**EXCERPT TO READ:**
# Will you Donate for a new Shout Box or Chat?



## HippyInEngland (May 24, 2008)

Hello

I have a suggestion, its worthy of consideration, a lot of people on this site hugely miss the shout box, it was used for quick morning hello's and simple stoned banter, it was a way of letting people communicate freely and quickly, a place where new people could come and say hello, a place where talkaholics live and a place where quick questions get quick answers without starting a pointless thread just for a 3 word reply never to be used again, the shout gave a lifeline to lonely people who could feel safe and comfortable with like minded adults, it had become an integrated part of the forum, a thing that let this site stand out above others, people are leaving this site and joining other sites because of the importance of interaction verbally (ok typing) in real time and not waiting for hours for someone to reply to a thread, thus my suggestion .....

If Admin charged $1 to join the site and asked all current members to pay $1 it would pay for an upgraded server and the shout could come back, people who refuse to pay can still use the site as guests, and only paid members could access the whole site, shout included (guests can see the shout but not join in), a 'donation' of $1 per year is not a bad idea, no spammers would pay to spam, banned members would not keep paying $1 to come back just for a rant then get banned again, im fully willing to 'donate' $1, $1 is a gesture of willingness to help the site out and the 'donation', we could word it as a 'donation', to further the education of future growers (thanks Banjo :aok: )

All comments welcome, your thoughts are welcome, pro or con, I dont think the Admin realise how important the shout became.


----------



## crozar (May 24, 2008)

good idea but still , if its 8 $ it would be better


----------



## smokybear (May 24, 2008)

I think that's a fantastic idea HiE. I would definitely be willing to donate a dollar or two a year to use the site. It would allow us to upgrade the servers and get a new shoutbox on the site. It is sorely missed and it would be great if we could get it up and running once again. I believe this would also help to keep underage people from visiting the site since they would have to pay to access the full site features. Hopefully something like this is possible. I anxiously await word from the mods. Hopefully the mods and MP can figure something out. Just my thoughts. Take care and be safe.


----------



## snuggles (May 24, 2008)

he only thing that worries me is the Paypal. Another site I used to frequent had something like this, pay $5 and get access to the elite stuff and paypal shut it down, froze the account.


----------



## MarPassion (May 25, 2008)

That's very generous of you guys that you can miss $1 big dollar for this site ;-)

**TASK DESCRIPTION:**
Answer these questions from the shout box thread:
(a) In the opening post, how much would each member pay to join the site?
(b) According to snuggles, what did PayPal do to another site that charged $5 for access?
(c) What amount did crozar say would be better?
This exercise does not use the material that comes next.

**RECORD SET:**
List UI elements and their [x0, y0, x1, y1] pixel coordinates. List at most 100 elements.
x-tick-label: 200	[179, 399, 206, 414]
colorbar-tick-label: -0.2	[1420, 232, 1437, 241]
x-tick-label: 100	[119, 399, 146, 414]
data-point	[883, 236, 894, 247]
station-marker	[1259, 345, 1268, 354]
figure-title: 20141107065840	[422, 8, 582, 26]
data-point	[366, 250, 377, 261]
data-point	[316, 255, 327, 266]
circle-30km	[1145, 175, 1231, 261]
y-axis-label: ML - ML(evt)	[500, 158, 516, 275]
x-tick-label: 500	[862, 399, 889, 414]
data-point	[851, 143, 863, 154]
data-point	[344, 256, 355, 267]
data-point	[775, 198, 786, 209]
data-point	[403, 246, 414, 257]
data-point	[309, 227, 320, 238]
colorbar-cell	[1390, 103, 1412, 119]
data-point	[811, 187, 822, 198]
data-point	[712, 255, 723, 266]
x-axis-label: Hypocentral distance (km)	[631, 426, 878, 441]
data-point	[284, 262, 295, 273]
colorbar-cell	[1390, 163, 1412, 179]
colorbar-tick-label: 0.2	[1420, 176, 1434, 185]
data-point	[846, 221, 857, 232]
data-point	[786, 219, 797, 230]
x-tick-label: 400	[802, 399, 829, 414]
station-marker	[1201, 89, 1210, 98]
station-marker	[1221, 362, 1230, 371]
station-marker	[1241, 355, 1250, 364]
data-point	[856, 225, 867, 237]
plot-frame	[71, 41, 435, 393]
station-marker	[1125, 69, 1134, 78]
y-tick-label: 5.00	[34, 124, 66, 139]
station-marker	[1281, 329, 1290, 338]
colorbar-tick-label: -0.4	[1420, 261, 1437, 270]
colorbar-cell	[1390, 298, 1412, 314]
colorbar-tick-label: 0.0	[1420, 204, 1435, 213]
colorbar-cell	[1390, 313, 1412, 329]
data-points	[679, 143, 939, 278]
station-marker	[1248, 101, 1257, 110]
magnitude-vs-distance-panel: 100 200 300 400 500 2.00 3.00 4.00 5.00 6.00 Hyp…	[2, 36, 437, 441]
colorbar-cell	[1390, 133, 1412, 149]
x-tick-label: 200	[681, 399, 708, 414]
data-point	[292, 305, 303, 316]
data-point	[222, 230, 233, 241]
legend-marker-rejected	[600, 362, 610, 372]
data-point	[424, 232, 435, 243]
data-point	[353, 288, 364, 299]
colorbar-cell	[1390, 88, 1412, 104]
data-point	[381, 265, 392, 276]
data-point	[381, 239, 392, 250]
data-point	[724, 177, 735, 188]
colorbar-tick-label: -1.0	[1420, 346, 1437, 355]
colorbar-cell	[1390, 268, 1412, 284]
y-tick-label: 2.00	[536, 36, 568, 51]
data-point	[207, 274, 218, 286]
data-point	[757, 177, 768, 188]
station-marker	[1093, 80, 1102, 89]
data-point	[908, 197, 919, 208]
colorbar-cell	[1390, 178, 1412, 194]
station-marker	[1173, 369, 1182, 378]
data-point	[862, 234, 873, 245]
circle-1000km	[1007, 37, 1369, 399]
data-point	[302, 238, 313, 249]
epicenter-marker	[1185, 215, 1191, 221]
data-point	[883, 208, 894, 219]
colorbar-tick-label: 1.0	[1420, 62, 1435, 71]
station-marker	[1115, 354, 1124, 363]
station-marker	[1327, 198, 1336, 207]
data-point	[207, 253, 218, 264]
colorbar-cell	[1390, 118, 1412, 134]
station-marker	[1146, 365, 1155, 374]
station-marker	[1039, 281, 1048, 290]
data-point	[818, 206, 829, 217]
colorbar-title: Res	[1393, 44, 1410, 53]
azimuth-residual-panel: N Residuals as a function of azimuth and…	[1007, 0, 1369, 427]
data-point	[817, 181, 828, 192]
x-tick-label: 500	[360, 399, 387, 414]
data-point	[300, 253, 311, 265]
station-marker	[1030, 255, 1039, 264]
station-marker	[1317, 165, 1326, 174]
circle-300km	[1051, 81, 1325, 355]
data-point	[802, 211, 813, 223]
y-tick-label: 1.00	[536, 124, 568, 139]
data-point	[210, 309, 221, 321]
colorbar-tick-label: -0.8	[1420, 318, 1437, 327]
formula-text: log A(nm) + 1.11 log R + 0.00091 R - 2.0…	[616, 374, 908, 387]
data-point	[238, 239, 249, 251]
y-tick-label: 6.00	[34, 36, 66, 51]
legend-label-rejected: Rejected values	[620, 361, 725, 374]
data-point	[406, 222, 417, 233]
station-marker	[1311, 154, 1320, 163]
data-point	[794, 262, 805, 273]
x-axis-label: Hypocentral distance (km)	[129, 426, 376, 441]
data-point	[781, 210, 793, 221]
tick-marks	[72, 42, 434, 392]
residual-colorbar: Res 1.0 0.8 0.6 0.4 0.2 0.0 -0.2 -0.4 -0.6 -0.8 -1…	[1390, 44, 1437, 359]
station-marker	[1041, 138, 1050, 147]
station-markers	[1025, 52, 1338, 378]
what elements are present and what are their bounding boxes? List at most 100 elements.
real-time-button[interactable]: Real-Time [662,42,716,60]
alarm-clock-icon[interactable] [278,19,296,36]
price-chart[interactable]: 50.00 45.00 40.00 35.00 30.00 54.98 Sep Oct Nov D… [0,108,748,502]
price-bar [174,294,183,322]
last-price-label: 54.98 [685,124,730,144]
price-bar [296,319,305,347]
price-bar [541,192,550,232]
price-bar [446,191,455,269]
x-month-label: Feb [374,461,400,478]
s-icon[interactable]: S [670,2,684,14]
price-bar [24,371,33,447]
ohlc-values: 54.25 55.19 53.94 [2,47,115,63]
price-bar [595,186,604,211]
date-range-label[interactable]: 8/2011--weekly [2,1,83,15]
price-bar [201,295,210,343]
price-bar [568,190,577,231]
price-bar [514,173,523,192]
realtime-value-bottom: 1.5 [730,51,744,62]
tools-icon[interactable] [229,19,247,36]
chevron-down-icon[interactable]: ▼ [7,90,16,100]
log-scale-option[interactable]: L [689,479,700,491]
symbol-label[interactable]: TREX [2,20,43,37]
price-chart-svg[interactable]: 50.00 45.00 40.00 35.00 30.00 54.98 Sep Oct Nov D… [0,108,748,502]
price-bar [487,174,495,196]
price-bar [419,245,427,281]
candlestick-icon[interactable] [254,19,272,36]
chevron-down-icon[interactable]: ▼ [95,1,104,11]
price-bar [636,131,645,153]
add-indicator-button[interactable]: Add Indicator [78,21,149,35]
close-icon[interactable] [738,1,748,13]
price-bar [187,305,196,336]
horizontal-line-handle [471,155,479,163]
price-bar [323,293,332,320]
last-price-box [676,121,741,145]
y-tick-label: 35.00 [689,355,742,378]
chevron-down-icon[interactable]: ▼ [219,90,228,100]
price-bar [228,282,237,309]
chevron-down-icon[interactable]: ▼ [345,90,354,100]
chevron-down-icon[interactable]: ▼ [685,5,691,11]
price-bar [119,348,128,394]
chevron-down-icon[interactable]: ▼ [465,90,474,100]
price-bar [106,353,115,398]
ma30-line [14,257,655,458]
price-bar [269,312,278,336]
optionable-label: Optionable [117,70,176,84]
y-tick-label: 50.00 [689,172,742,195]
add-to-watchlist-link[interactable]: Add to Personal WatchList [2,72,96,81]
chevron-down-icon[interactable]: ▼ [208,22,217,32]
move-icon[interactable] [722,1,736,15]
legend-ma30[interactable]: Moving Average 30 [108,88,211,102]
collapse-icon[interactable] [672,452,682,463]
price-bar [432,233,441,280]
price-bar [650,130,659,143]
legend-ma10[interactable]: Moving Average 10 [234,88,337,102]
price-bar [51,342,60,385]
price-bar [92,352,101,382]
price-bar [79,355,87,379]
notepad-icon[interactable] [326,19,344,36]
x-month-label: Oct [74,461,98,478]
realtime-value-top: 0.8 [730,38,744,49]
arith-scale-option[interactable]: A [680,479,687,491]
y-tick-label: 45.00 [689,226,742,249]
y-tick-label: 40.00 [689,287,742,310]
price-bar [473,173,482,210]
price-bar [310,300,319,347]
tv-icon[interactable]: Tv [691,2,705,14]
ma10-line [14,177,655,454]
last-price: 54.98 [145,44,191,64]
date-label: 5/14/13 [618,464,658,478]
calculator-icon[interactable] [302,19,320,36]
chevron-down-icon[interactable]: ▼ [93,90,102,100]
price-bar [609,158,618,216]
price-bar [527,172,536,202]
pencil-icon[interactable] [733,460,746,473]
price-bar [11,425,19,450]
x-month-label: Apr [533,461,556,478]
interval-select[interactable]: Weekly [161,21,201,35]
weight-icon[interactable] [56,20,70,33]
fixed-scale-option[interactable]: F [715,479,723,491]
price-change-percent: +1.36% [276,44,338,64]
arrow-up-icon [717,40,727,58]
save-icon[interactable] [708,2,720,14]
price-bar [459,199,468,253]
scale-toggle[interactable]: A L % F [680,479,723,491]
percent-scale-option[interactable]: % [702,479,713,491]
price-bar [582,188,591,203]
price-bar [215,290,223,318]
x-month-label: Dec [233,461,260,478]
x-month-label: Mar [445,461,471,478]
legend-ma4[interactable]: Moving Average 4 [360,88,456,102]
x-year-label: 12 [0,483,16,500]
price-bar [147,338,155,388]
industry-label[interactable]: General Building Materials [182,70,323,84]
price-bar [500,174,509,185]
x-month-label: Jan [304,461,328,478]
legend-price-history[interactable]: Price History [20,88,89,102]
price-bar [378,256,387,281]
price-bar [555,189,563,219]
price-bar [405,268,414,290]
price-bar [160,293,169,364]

**SOLUTION TO THIS PROBLEM:**
(a) $1 per year.
(b) It shut the arrangement down and froze the account.
(c) $8.